TASK TO COMPLETE:
In the listing that follows, count the lines holding the word "this" and report only that number.
* start SOURCE RECORDS *
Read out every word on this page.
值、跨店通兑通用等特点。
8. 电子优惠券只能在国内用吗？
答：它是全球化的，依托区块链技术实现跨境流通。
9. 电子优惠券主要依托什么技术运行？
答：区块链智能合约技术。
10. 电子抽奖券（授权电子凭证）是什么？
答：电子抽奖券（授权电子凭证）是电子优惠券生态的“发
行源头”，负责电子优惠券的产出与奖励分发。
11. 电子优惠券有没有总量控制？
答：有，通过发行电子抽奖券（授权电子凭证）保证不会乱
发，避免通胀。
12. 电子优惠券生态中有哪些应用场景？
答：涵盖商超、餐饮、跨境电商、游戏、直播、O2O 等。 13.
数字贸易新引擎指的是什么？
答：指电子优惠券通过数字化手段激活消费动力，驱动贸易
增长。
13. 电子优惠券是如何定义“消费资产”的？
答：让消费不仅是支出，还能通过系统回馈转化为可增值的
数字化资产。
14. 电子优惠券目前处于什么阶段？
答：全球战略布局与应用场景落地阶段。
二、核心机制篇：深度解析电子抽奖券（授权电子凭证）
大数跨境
* end SOURCE RECORDS *
* start SOURCE RECORDS *
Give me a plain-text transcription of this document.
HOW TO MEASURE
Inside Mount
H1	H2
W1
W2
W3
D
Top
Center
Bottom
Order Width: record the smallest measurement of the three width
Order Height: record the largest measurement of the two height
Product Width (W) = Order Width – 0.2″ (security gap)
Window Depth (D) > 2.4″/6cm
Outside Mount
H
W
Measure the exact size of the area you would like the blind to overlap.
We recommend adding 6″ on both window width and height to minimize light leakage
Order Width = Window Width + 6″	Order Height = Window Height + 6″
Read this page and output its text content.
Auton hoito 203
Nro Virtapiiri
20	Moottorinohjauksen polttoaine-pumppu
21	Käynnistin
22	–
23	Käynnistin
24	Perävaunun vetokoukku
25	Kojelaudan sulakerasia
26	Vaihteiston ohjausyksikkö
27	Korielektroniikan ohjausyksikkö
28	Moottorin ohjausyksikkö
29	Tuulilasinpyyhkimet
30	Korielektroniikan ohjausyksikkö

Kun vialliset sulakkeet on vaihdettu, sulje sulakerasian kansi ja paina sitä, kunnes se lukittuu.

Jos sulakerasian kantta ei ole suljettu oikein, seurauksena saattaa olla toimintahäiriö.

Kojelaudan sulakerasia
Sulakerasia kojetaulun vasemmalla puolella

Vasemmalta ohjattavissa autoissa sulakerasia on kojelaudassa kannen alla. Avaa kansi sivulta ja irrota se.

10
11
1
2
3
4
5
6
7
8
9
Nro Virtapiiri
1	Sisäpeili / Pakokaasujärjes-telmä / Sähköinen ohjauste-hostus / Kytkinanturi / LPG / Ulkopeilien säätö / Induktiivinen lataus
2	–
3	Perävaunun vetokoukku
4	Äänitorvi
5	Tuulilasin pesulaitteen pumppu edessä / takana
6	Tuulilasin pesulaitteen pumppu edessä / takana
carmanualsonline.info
* end SOURCE RECORDS *
* start SOURCE RECORDS *
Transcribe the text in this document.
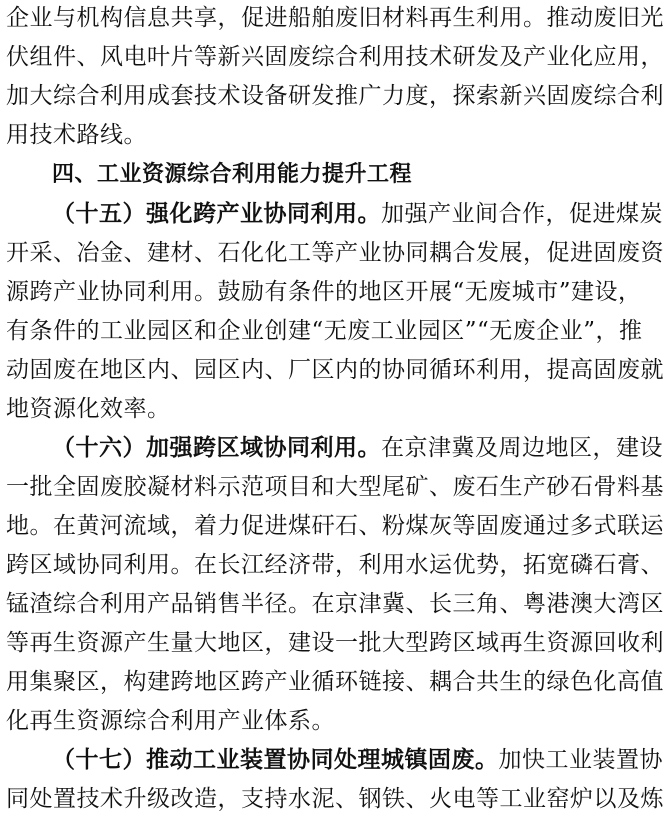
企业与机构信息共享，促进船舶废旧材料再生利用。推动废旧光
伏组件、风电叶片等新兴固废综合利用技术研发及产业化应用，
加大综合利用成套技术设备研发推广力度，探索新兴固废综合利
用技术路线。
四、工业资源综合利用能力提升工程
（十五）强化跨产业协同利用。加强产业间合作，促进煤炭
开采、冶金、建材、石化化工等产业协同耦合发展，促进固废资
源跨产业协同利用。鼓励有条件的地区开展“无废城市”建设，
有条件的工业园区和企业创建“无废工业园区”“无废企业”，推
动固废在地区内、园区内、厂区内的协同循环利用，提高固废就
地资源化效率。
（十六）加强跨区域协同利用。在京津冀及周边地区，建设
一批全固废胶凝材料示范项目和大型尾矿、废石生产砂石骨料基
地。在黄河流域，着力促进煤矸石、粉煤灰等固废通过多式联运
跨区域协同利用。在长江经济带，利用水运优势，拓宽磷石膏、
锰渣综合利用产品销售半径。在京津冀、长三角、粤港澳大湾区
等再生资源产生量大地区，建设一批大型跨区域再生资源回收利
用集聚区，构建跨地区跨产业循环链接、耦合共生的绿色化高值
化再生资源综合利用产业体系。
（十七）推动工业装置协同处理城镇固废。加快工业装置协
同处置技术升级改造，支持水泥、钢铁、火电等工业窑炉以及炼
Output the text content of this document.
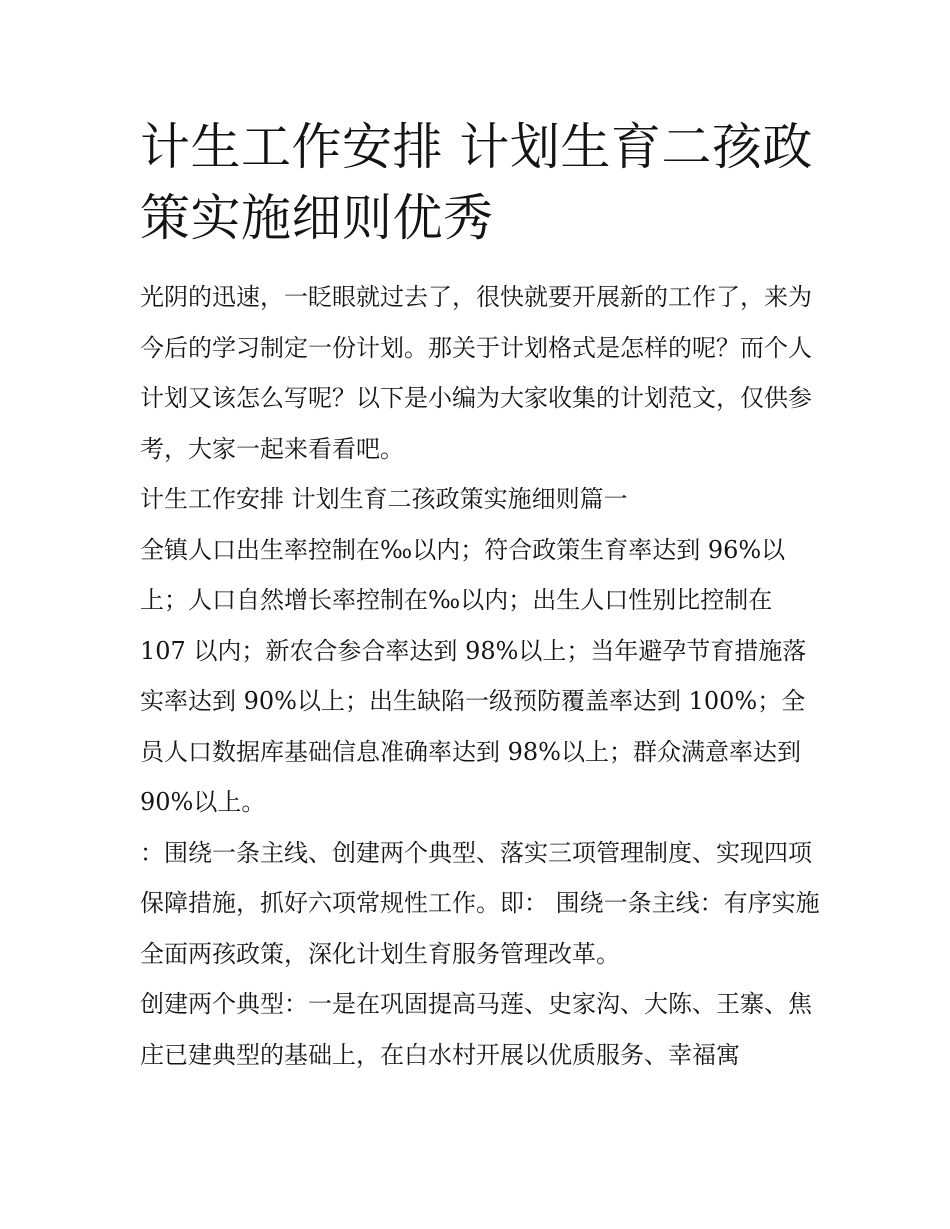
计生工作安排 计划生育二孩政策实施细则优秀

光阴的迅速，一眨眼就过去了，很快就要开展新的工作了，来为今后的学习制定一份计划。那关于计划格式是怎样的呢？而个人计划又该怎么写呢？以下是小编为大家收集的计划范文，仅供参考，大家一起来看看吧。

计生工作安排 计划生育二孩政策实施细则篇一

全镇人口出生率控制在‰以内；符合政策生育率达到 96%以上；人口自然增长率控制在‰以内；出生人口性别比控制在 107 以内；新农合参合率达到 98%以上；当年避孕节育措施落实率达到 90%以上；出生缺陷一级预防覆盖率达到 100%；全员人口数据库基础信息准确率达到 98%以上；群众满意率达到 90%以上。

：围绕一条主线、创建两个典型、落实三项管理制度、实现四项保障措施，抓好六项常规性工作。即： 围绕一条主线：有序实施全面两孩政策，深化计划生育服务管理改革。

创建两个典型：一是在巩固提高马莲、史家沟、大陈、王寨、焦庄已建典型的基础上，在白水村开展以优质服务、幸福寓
* end SOURCE RECORDS *
REPLY TO THE TASK:
5